Written task 1:
For each of statements (a), (b), and (c), state whether it agrees with the research log, answering yes or no and quoting the deciding words of the research log exactly. (a) The rewards for Experiment 1 are defined inside f110_env.py. (b) The model was initially set up with MultiInputPolicy. (c) The goal on 2023-06-18 was to understand how A2C works.

==============================

Just crashes into the wall…

2023-07-04

Getting back into the research thing.

I need to get multi-agent working. Here are the things I am going to do today

  1. Document rewards
  2. Design multi-agent setup
  3. Environment generator? So you could get domain adaption to work? Maestro stuff is actually pretty cool

Experiment 1 These rewards are defined inside f110_env.py

reward = 10 * (progress - self.progress) - self.timestep

Experiment 2

reward = 10 * (progress - self.progress)

Experiment 3

  • If you feed the RC car distance to the racing line as an observation space, that can probably help the RC car determine that minimizing distance to the racing line will help a lot.

But I also am doing the multi-agent setup.

2023-06-18

The goal today is to really understand how PPO works, I’ve been following the Peter Abbeel RL Foundation series.

2023-06-14

So initially, I had this.

model = A2C("MlpPolicy", env, verbose=1)

To get the F1TENTH gym running with Stable Baselines, I needed to add the definition for self.observation_space and self.action_space.

However, when I started training, I got this error

ValueError: You must use `MultiInputPolicy` when working with dict observation space, not MlpPolicy
  • So basically, the issue is that MlpPolicy expects 1D data, whereas MultiInputPolicy can deal with your situation “This policy allows for more flexibility in handling different types of inputs in the environment.”

This is observation space for f1tenth gym (for now):

        self.observation_space = spaces.Dict(
            {'ego_idx': spaces.Box(low=0, high=np.inf, shape=(1, ), dtype=np.int16),
                'scans': spaces.Box(low=0, high=np.inf, shape=(self.num_agents, 1080), dtype=np.float64),
                'poses_x': spaces.Box(low=-np.inf, high=np.inf, shape=(self.num_agents, ), dtype=np.float64),
                'poses_y': spaces.Box(low=-np.inf, high=np.inf, shape=(self.num_agents, ), dtype=np.float64),
                'poses_theta': spaces.Box(low=-np.inf, high=np.inf, shape=(self.num_agents, ), dtype=np.float64),
                'linear_vels_x': spaces.Box(low=-np.inf, high=np.inf, shape=(self.num_agents, ), dtype=np.float64),
                'linear_vels_y': spaces.Box(low=0, high=0, shape=(self.num_agents, ), dtype=np.float64),
                'ang_vels_z': spaces.Box(low=-100.0, high=100.0, shape=(self.num_agents, ), dtype=np.float64),
                'collisions': spaces.Box(low=-np.inf, high=np.inf, shape=(self.num_agents, ), dtype=np.float64),
            }
        )

==============================

Written task 2:
Swap "bounding box" for "enclosing rectangle" in the rows, from the start of the rows down to the line containing "sidebar-item-teams[interactable]: Teams [16,206,216,248]", and return those lines with nothing else changed.

(Layout coordinate data)
==============================

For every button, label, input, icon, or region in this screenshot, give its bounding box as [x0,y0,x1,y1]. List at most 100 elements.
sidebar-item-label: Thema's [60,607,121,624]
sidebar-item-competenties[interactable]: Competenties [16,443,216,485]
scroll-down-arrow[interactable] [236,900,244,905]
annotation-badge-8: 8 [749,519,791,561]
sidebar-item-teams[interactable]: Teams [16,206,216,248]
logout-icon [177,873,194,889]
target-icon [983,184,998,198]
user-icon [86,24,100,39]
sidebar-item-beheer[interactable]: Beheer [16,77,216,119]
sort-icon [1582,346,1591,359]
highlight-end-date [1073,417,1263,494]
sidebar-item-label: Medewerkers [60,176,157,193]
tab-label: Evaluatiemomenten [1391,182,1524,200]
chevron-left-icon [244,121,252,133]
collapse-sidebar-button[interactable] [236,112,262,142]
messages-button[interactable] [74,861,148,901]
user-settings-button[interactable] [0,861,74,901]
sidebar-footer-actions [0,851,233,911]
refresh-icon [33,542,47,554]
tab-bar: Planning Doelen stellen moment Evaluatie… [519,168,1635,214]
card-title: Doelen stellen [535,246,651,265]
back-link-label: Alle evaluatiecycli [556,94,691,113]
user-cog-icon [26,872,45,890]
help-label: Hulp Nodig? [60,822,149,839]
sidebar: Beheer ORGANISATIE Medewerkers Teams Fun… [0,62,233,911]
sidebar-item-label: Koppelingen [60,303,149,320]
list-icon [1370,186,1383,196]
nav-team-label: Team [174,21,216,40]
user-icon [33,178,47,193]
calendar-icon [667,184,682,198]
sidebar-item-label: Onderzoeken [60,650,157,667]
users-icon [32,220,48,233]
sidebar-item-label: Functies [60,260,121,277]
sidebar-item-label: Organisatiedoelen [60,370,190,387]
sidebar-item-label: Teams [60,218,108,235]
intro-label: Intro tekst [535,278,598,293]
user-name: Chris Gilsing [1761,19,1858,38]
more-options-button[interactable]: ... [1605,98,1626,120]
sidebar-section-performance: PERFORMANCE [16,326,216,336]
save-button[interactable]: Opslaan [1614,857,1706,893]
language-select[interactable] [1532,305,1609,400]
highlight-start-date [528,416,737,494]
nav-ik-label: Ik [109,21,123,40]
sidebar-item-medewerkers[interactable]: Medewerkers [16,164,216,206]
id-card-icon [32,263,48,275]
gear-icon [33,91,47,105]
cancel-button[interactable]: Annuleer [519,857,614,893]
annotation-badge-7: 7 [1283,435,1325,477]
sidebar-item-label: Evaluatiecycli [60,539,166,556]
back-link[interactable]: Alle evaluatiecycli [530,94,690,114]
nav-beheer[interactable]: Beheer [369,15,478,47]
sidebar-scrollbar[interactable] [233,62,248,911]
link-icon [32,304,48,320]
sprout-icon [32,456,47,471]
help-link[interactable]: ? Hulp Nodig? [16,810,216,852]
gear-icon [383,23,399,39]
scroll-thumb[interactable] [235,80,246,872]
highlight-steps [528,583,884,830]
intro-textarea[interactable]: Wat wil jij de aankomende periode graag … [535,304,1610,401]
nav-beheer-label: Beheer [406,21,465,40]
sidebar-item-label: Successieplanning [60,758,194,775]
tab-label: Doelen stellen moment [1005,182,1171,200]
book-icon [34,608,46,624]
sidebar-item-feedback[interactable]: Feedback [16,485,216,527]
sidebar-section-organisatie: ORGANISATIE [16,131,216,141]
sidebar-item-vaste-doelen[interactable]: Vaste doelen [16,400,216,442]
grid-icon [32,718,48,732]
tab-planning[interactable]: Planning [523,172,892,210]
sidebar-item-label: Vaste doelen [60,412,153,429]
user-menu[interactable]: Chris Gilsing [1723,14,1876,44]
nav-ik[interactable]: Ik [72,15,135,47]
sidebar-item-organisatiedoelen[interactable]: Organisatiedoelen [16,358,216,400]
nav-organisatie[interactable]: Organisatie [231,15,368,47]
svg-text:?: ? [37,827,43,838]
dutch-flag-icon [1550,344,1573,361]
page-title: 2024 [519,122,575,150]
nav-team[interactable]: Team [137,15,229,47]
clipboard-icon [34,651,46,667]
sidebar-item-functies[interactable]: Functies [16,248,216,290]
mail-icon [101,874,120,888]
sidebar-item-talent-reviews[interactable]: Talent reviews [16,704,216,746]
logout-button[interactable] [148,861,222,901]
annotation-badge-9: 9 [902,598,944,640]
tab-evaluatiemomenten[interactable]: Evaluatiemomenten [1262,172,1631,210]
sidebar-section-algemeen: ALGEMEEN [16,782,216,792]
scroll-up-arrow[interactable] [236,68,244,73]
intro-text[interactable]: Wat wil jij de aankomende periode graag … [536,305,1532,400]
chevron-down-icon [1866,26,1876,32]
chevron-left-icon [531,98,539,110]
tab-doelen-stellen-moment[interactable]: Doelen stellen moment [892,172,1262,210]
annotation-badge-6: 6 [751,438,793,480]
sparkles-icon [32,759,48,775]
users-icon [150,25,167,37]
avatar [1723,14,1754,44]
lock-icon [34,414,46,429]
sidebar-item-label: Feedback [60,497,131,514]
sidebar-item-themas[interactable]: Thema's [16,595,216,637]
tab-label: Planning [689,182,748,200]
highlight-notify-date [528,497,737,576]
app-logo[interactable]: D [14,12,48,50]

==============================

Task solution 1:
(a) Yes: "Experiment 1 These rewards are defined inside f110_env.py"
(b) No: "model = A2C("MlpPolicy", env, verbose=1)"
(c) No: "The goal today is to really understand how PPO works"

Task solution 2:
For every button, label, input, icon, or region in this screenshot, give its enclosing rectangle as [x0,y0,x1,y1]. List at most 100 elements.
sidebar-item-label: Thema's [60,607,121,624]
sidebar-item-competenties[interactable]: Competenties [16,443,216,485]
scroll-down-arrow[interactable] [236,900,244,905]
annotation-badge-8: 8 [749,519,791,561]
sidebar-item-teams[interactable]: Teams [16,206,216,248]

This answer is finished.